Aim of the task: Extract the records below word for word and ignore the images.

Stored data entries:
------------------------------------------------------------------------

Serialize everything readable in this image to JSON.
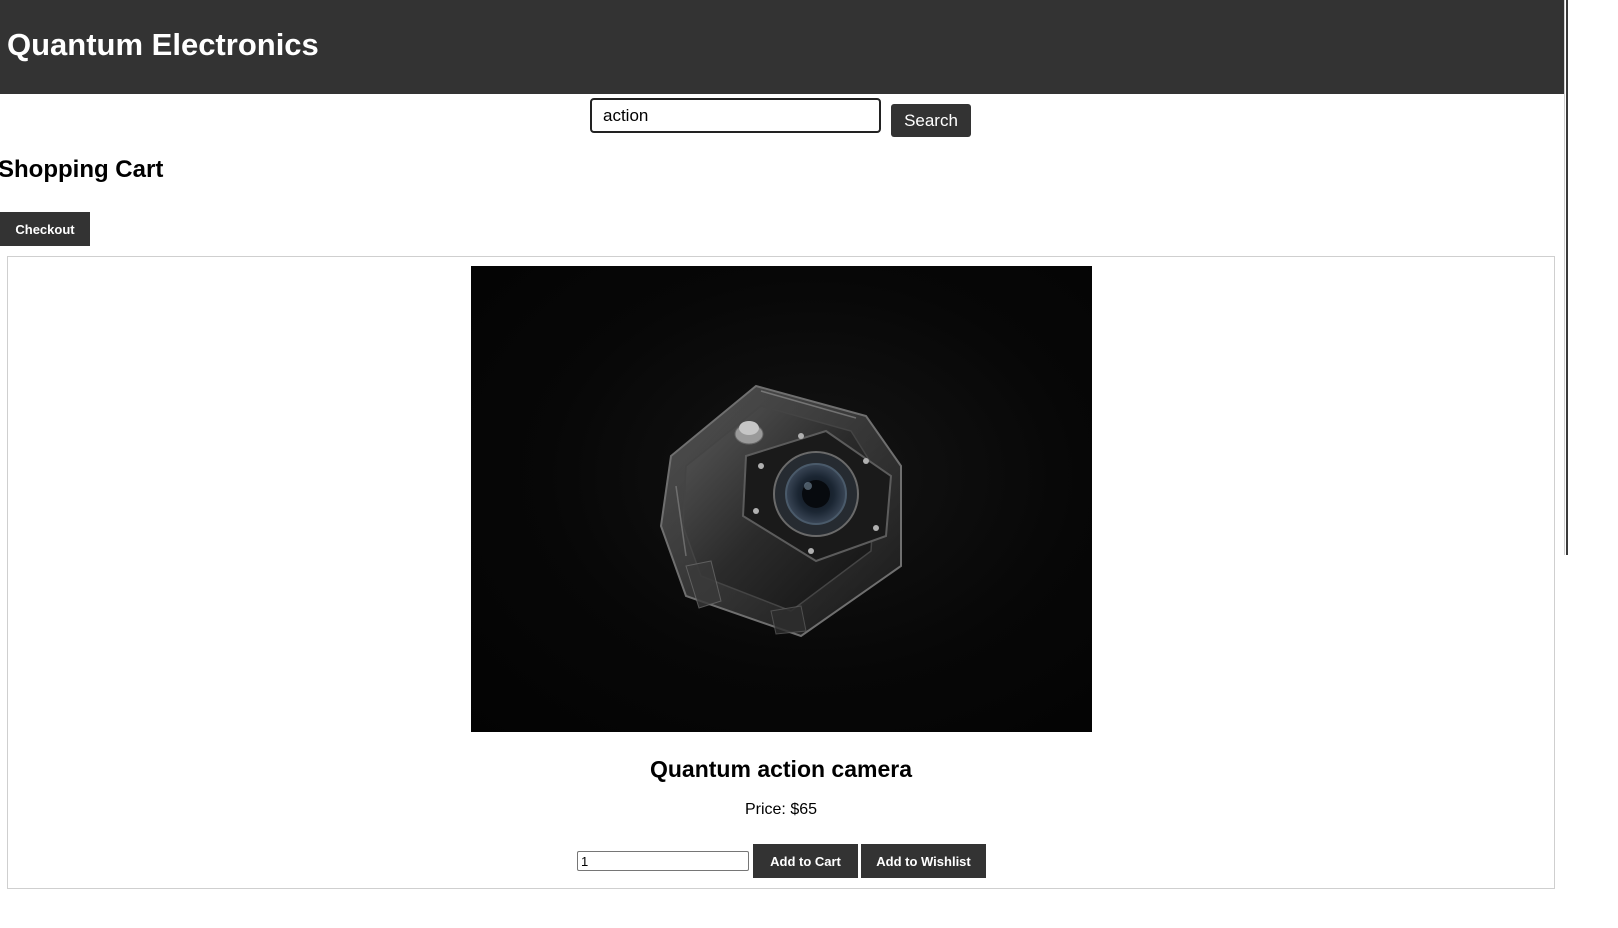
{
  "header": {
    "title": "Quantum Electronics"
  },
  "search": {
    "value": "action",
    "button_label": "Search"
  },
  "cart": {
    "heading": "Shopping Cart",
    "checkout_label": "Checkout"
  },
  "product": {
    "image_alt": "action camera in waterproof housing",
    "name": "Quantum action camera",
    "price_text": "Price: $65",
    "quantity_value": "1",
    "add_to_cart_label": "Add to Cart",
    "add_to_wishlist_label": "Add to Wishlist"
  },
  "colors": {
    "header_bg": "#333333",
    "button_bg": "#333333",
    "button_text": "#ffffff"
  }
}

------------------------------------------------------------------------

Task solution:
Serialize everything readable in this image to JSON.
{
  "header": {
    "title": "Quantum Electronics"
  },
  "search": {
    "value": "action",
    "button_label": "Search"
  },
  "cart": {
    "heading": "Shopping Cart",
    "checkout_label": "Checkout"
  },
  "product": {
    "image_alt": "action camera in waterproof housing",
    "name": "Quantum action camera",
    "price_text": "Price: $65",
    "quantity_value": "1",
    "add_to_cart_label": "Add to Cart",
    "add_to_wishlist_label": "Add to Wishlist"
  },
  "colors": {
    "header_bg": "#333333",
    "button_bg": "#333333",
    "button_text": "#ffffff"
  }
}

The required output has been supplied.